▶ _TO BE DONE_
Pick out and copy every line below that has the word "Marcela".
START
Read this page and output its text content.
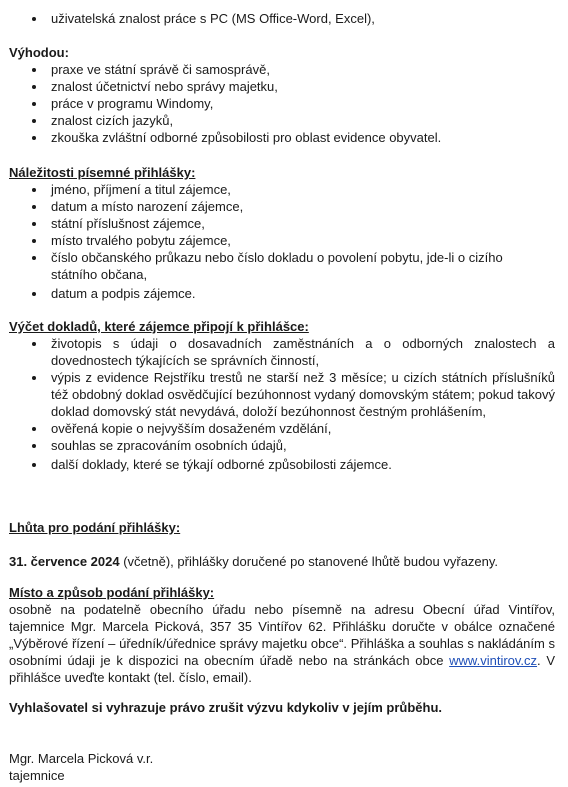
uživatelská znalost práce s PC (MS Office-Word, Excel),
Výhodou:
praxe ve státní správě či samosprávě,
znalost účetnictví nebo správy majetku,
práce v programu Windomy,
znalost cizích jazyků,
zkouška zvláštní odborné způsobilosti pro oblast evidence obyvatel.
Náležitosti písemné přihlášky:
jméno, příjmení a titul zájemce,
datum a místo narození zájemce,
státní příslušnost zájemce,
místo trvalého pobytu zájemce,
číslo občanského průkazu nebo číslo dokladu o povolení pobytu, jde-li o cizího státního občana,
datum a podpis zájemce.
Výčet dokladů, které zájemce připojí k přihlášce:
životopis s údaji o dosavadních zaměstnáních a o odborných znalostech a dovednostech týkajících se správních činností,
výpis z evidence Rejstříku trestů ne starší než 3 měsíce; u cizích státních příslušníků též obdobný doklad osvědčující bezúhonnost vydaný domovským státem; pokud takový doklad domovský stát nevydává, doloží bezúhonnost čestným prohlášením,
ověřená kopie o nejvyšším dosaženém vzdělání,
souhlas se zpracováním osobních údajů,
další doklady, které se týkají odborné způsobilosti zájemce.
Lhůta pro podání přihlášky:
31. července 2024 (včetně), přihlášky doručené po stanovené lhůtě budou vyřazeny.
Místo a způsob podání přihlášky:
osobně na podatelně obecního úřadu nebo písemně na adresu Obecní úřad Vintířov, tajemnice Mgr. Marcela Picková, 357 35 Vintířov 62. Přihlášku doručte v obálce označené „Výběrové řízení – úředník/úřednice správy majetku obce“. Přihláška a souhlas s nakládáním s osobními údaji je k dispozici na obecním úřadě nebo na stránkách obce www.vintirov.cz. V přihlášce uveďte kontakt (tel. číslo, email).
Vyhlašovatel si vyhrazuje právo zrušit výzvu kdykoliv v jejím průběhu.
Mgr. Marcela Picková v.r.
tajemnice
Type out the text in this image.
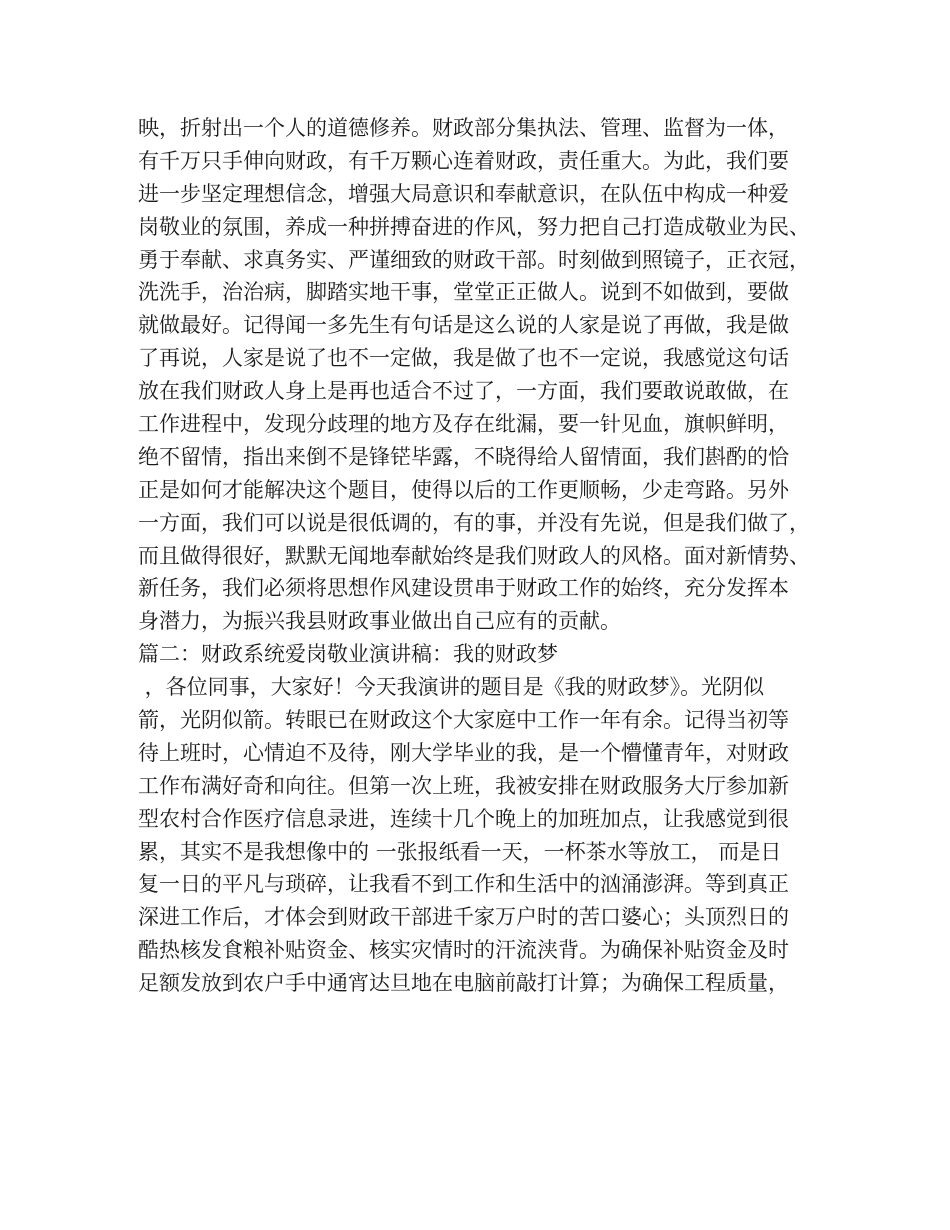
映，折射出一个人的道德修养。财政部分集执法、管理、监督为一体，
有千万只手伸向财政，有千万颗心连着财政，责任重大。为此，我们要
进一步坚定理想信念，增强大局意识和奉献意识，在队伍中构成一种爱
岗敬业的氛围，养成一种拼搏奋进的作风，努力把自己打造成敬业为民、
勇于奉献、求真务实、严谨细致的财政干部。时刻做到照镜子，正衣冠，
洗洗手，治治病，脚踏实地干事，堂堂正正做人。说到不如做到，要做
就做最好。记得闻一多先生有句话是这么说的人家是说了再做，我是做
了再说，人家是说了也不一定做，我是做了也不一定说，我感觉这句话
放在我们财政人身上是再也适合不过了，一方面，我们要敢说敢做，在
工作进程中，发现分歧理的地方及存在纰漏，要一针见血，旗帜鲜明，
绝不留情，指出来倒不是锋铓毕露，不晓得给人留情面，我们斟酌的恰
正是如何才能解决这个题目，使得以后的工作更顺畅，少走弯路。另外
一方面，我们可以说是很低调的，有的事，并没有先说，但是我们做了，
而且做得很好，默默无闻地奉献始终是我们财政人的风格。面对新情势、
新任务，我们必须将思想作风建设贯串于财政工作的始终，充分发挥本
身潜力，为振兴我县财政事业做出自己应有的贡献。
篇二：财政系统爱岗敬业演讲稿：我的财政梦
，各位同事，大家好！今天我演讲的题目是《我的财政梦》。光阴似
箭，光阴似箭。转眼已在财政这个大家庭中工作一年有余。记得当初等
待上班时，心情迫不及待，刚大学毕业的我，是一个懵懂青年，对财政
工作布满好奇和向往。但第一次上班，我被安排在财政服务大厅参加新
型农村合作医疗信息录进，连续十几个晚上的加班加点，让我感觉到很
累，其实不是我想像中的 一张报纸看一天，一杯茶水等放工， 而是日
复一日的平凡与琐碎，让我看不到工作和生活中的汹涌澎湃。等到真正
深进工作后，才体会到财政干部进千家万户时的苦口婆心；头顶烈日的
酷热核发食粮补贴资金、核实灾情时的汗流浃背。为确保补贴资金及时
足额发放到农户手中通宵达旦地在电脑前敲打计算；为确保工程质量，
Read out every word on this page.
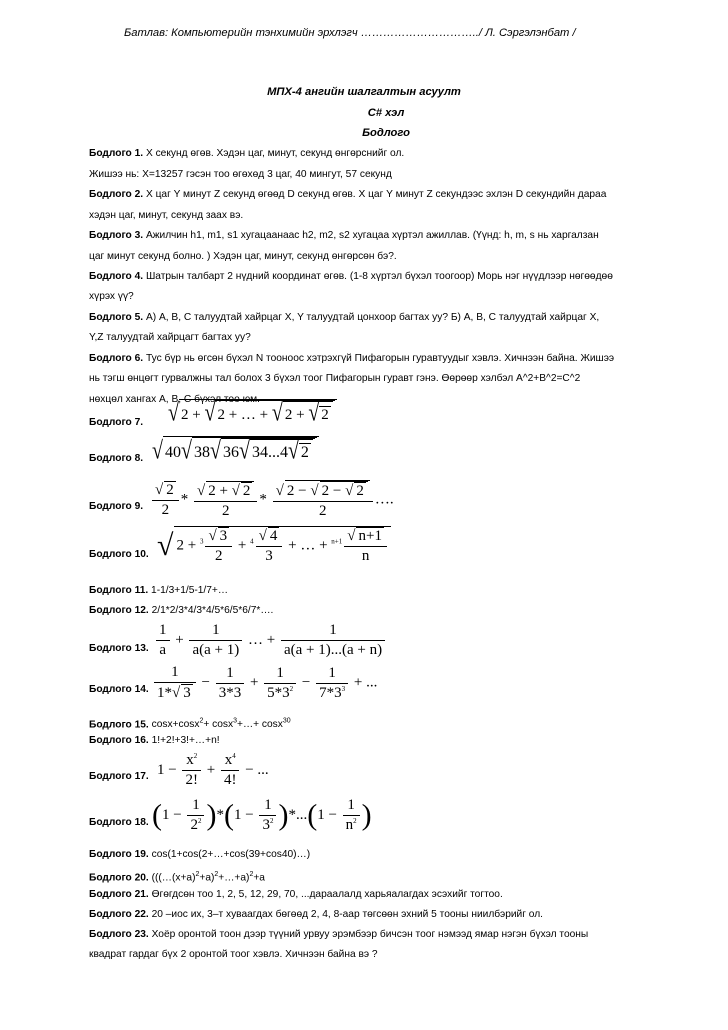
Батлав: Компьютерийн тэнхимийн эрхлэгч …………………………../ Л. Сэргэлэнбат /
МПХ-4 ангийн шалгалтын асуулт
C# хэл
Бодлого
Бодлого 1. Х секунд өгөв. Хэдэн цаг, минут, секунд өнгөрснийг ол.
Жишээ нь: Х=13257 гэсэн тоо өгөхөд 3 цаг, 40 мингут, 57 секунд
Бодлого 2. Х цаг Y минут Z секунд өгөөд D секунд өгөв. X цаг Y минут Z секундээс эхлэн D секундийн дараа
хэдэн цаг, минут, секунд заах вэ.
Бодлого 3. Ажилчин h1, m1, s1 хугацаанаас h2, m2, s2 хугацаа хүртэл ажиллав. (Үүнд: h, m, s нь харгалзан
цаг минут секунд болно. ) Хэдэн цаг, минут, секунд өнгөрсөн бэ?.
Бодлого 4. Шатрын талбарт 2 нүдний координат өгөв. (1-8 хүртэл бүхэл тоогоор) Морь нэг нүүдлээр нөгөөдөө
хүрэх үү?
Бодлого 5. А) A, B, C талуудтай хайрцаг X, Y талуудтай цонхоор багтах уу? Б) A, B, C талуудтай хайрцаг X,
Y,Z талуудтай хайрцагт багтах уу?
Бодлого 6. Тус бүр нь өгсөн бүхэл N тооноос хэтрэхгүй Пифагорын гуравтуудыг хэвлэ. Хичнээн байна. Жишээ
нь тэгш өнцөгт гурвалжны тал болох 3 бүхэл тоог Пифагорын гуравт гэнэ. Өөрөөр хэлбэл A^2+B^2=C^2
нөхцөл хангах A, B, C бүхэл тоо юм.
Бодлого 7.	√ 2 + √ 2 + … + √ 2 + √ 2
Бодлого 8. √ 40√ 38√ 36√ 34...4√ 2
Бодлого 9. $\frac{√ 2}{2} * \frac{√ 2 + √ 2}{2} * \frac{√ 2 - √ 2 - √ 2}{2}$ ….
Бодлого 10. √ $2 + ^3 \frac{√ 3}{2} + ^4 \frac{√ 4}{3}$ + … + $^{n+1} \frac{√ n+1}{n}$
Бодлого 11. 1-1/3+1/5-1/7+…
Бодлого 12. 2/1*2/3*4/3*4/5*6/5*6/7*….
Бодлого 13. $\frac{1}{a} + \frac{1}{a(a + 1)}$ … + $\frac{1}{a(a + 1)...(a + n)}$
Бодлого 14. $\frac{1}{1*√ 3} - \frac{1}{3*3} + \frac{1}{5*3^2} - \frac{1}{7*3^3}$ + ...
Бодлого 15. cosx+cosx$^2$+ cosx$^3$+…+ cosx$^{30}$
Бодлого 16. 1!+2!+3!+…+n!
Бодлого 17. $1 - \frac{x^2}{2!} + \frac{x^4}{4!}$ − ...
Бодлого 18. $(1 - \frac{1}{2^2} )*(1 - \frac{1}{3^2} )*...(1 - \frac{1}{n^2}$ )
Бодлого 19. cos(1+cos(2+…+cos(39+cos40)…)
Бодлого 20. ($((\dots(x+a)^2+a)^2+\dots+a)^2+a$
Бодлого 21. Өгөгдсөн тоо 1, 2, 5, 12, 29, 70, ...дараалалд харьяалагдах эсэхийг тогтоо.
Бодлого 22. 20 –иос их, 3–т хуваагдах бөгөөд 2, 4, 8-аар төгсөөн эхний 5 тооны ниилбэрийг ол.
Бодлого 23. Хоёр оронтой тоон дээр түүний урвуу эрэмбээр бичсэн тоог нэмээд ямар нэгэн бүхэл тооны
квадрат гардаг бүх 2 оронтой тоог хэвлэ. Хичнээн байна вэ ?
END
▶ _OUTPUT OF THE EXERCISE_
osobně na podatelně obecního úřadu nebo písemně na adresu Obecní úřad Vintířov, tajemnice Mgr. Marcela Picková, 357 35 Vintířov 62. Přihlášku doručte v obálce označené „Výběrové řízení – úředník/úřednice správy majetku obce“. Přihláška a souhlas s nakládáním s osobními údaji je k dispozici na obecním úřadě nebo na stránkách obce www.vintirov.cz. V přihlášce uveďte kontakt (tel. číslo, email).
Mgr. Marcela Picková v.r.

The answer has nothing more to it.